- [Requirements]:
Will you write out all the entries below exactly?

- [Dataset records]:
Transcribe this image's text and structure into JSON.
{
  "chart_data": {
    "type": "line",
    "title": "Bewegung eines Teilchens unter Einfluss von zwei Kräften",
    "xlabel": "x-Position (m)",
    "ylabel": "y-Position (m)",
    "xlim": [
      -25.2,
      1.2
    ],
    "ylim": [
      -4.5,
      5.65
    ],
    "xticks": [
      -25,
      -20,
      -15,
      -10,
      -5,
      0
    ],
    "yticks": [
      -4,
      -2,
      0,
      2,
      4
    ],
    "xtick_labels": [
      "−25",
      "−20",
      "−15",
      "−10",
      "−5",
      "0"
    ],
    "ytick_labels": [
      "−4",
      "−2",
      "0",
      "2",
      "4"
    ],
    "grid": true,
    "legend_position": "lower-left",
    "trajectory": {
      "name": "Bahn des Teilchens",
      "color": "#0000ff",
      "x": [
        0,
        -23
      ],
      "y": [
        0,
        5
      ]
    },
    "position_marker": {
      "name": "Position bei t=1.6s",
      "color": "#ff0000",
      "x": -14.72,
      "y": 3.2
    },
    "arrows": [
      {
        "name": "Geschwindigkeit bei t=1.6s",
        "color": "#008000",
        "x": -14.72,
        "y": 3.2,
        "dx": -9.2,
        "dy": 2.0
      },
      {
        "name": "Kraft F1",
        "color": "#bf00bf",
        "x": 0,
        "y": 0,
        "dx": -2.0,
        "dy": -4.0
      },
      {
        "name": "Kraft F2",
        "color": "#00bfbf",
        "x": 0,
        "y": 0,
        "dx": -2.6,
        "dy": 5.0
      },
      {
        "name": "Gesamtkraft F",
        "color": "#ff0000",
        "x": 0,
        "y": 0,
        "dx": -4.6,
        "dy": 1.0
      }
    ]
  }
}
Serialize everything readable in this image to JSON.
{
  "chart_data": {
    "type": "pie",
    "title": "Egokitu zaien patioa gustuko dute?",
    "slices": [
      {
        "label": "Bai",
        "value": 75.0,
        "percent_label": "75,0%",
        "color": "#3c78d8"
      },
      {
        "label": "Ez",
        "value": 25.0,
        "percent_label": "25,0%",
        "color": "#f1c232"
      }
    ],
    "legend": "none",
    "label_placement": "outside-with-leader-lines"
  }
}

- [Solution for this task]:
Transcribe this image's text and structure into JSON.
{
  "chart_data": {
    "type": "line",
    "title": "Bewegung eines Teilchens unter Einfluss von zwei Kräften",
    "xlabel": "x-Position (m)",
    "ylabel": "y-Position (m)",
    "xlim": [
      -25.2,
      1.2
    ],
    "ylim": [
      -4.5,
      5.65
    ],
    "xticks": [
      -25,
      -20,
      -15,
      -10,
      -5,
      0
    ],
    "yticks": [
      -4,
      -2,
      0,
      2,
      4
    ],
    "xtick_labels": [
      "−25",
      "−20",
      "−15",
      "−10",
      "−5",
      "0"
    ],
    "ytick_labels": [
      "−4",
      "−2",
      "0",
      "2",
      "4"
    ],
    "grid": true,
    "legend_position": "lower-left",
    "trajectory": {
      "name": "Bahn des Teilchens",
      "color": "#0000ff",
      "x": [
        0,
        -23
      ],
      "y": [
        0,
        5
      ]
    },
    "position_marker": {
      "name": "Position bei t=1.6s",
      "color": "#ff0000",
      "x": -14.72,
      "y": 3.2
    },
    "arrows": [
      {
        "name": "Geschwindigkeit bei t=1.6s",
        "color": "#008000",
        "x": -14.72,
        "y": 3.2,
        "dx": -9.2,
        "dy": 2.0
      },
      {
        "name": "Kraft F1",
        "color": "#bf00bf",
        "x": 0,
        "y": 0,
        "dx": -2.0,
        "dy": -4.0
      },
      {
        "name": "Kraft F2",
        "color": "#00bfbf",
        "x": 0,
        "y": 0,
        "dx": -2.6,
        "dy": 5.0
      },
      {
        "name": "Gesamtkraft F",
        "color": "#ff0000",
        "x": 0,
        "y": 0,
        "dx": -4.6,
        "dy": 1.0
      }
    ]
  }
}
Serialize everything readable in this image to JSON.
{
  "chart_data": {
    "type": "pie",
    "title": "Egokitu zaien patioa gustuko dute?",
    "slices": [
      {
        "label": "Bai",
        "value": 75.0,
        "percent_label": "75,0%",
        "color": "#3c78d8"
      },
      {
        "label": "Ez",
        "value": 25.0,
        "percent_label": "25,0%",
        "color": "#f1c232"
      }
    ],
    "legend": "none",
    "label_placement": "outside-with-leader-lines"
  }
}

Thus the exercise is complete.